### Stated goal
Repeat exactly each line of the data provided below.

### Task inputs
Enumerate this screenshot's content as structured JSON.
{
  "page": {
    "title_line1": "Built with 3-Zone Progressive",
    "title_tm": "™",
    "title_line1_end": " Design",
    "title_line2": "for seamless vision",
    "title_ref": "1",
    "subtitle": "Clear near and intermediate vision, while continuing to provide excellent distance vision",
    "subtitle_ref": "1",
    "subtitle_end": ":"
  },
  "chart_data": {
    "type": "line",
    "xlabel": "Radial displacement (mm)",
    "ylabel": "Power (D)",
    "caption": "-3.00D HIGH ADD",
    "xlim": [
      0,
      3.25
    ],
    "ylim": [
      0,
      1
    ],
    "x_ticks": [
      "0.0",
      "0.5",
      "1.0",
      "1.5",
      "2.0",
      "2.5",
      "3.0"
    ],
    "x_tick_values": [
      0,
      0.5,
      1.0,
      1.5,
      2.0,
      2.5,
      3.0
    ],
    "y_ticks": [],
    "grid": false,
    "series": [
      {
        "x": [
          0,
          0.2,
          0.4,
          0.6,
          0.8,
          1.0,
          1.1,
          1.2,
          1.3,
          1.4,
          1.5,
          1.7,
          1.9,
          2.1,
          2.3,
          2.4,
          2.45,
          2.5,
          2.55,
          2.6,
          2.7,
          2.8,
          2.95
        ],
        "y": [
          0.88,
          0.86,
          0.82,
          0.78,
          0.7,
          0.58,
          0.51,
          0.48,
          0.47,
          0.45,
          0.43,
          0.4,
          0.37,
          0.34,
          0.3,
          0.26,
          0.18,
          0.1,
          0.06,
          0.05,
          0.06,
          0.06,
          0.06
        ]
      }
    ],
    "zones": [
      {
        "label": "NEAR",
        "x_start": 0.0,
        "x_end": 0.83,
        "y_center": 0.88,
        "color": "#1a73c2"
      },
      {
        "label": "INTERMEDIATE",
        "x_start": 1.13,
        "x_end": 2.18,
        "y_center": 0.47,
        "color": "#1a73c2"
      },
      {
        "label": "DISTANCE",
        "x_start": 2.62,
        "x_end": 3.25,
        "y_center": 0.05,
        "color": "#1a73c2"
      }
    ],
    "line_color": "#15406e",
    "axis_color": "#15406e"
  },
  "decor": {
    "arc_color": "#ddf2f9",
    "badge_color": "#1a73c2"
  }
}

### Exercise answer
Enumerate this screenshot's content as structured JSON.
{
  "page": {
    "title_line1": "Built with 3-Zone Progressive",
    "title_tm": "™",
    "title_line1_end": " Design",
    "title_line2": "for seamless vision",
    "title_ref": "1",
    "subtitle": "Clear near and intermediate vision, while continuing to provide excellent distance vision",
    "subtitle_ref": "1",
    "subtitle_end": ":"
  },
  "chart_data": {
    "type": "line",
    "xlabel": "Radial displacement (mm)",
    "ylabel": "Power (D)",
    "caption": "-3.00D HIGH ADD",
    "xlim": [
      0,
      3.25
    ],
    "ylim": [
      0,
      1
    ],
    "x_ticks": [
      "0.0",
      "0.5",
      "1.0",
      "1.5",
      "2.0",
      "2.5",
      "3.0"
    ],
    "x_tick_values": [
      0,
      0.5,
      1.0,
      1.5,
      2.0,
      2.5,
      3.0
    ],
    "y_ticks": [],
    "grid": false,
    "series": [
      {
        "x": [
          0,
          0.2,
          0.4,
          0.6,
          0.8,
          1.0,
          1.1,
          1.2,
          1.3,
          1.4,
          1.5,
          1.7,
          1.9,
          2.1,
          2.3,
          2.4,
          2.45,
          2.5,
          2.55,
          2.6,
          2.7,
          2.8,
          2.95
        ],
        "y": [
          0.88,
          0.86,
          0.82,
          0.78,
          0.7,
          0.58,
          0.51,
          0.48,
          0.47,
          0.45,
          0.43,
          0.4,
          0.37,
          0.34,
          0.3,
          0.26,
          0.18,
          0.1,
          0.06,
          0.05,
          0.06,
          0.06,
          0.06
        ]
      }
    ],
    "zones": [
      {
        "label": "NEAR",
        "x_start": 0.0,
        "x_end": 0.83,
        "y_center": 0.88,
        "color": "#1a73c2"
      },
      {
        "label": "INTERMEDIATE",
        "x_start": 1.13,
        "x_end": 2.18,
        "y_center": 0.47,
        "color": "#1a73c2"
      },
      {
        "label": "DISTANCE",
        "x_start": 2.62,
        "x_end": 3.25,
        "y_center": 0.05,
        "color": "#1a73c2"
      }
    ],
    "line_color": "#15406e",
    "axis_color": "#15406e"
  },
  "decor": {
    "arc_color": "#ddf2f9",
    "badge_color": "#1a73c2"
  }
}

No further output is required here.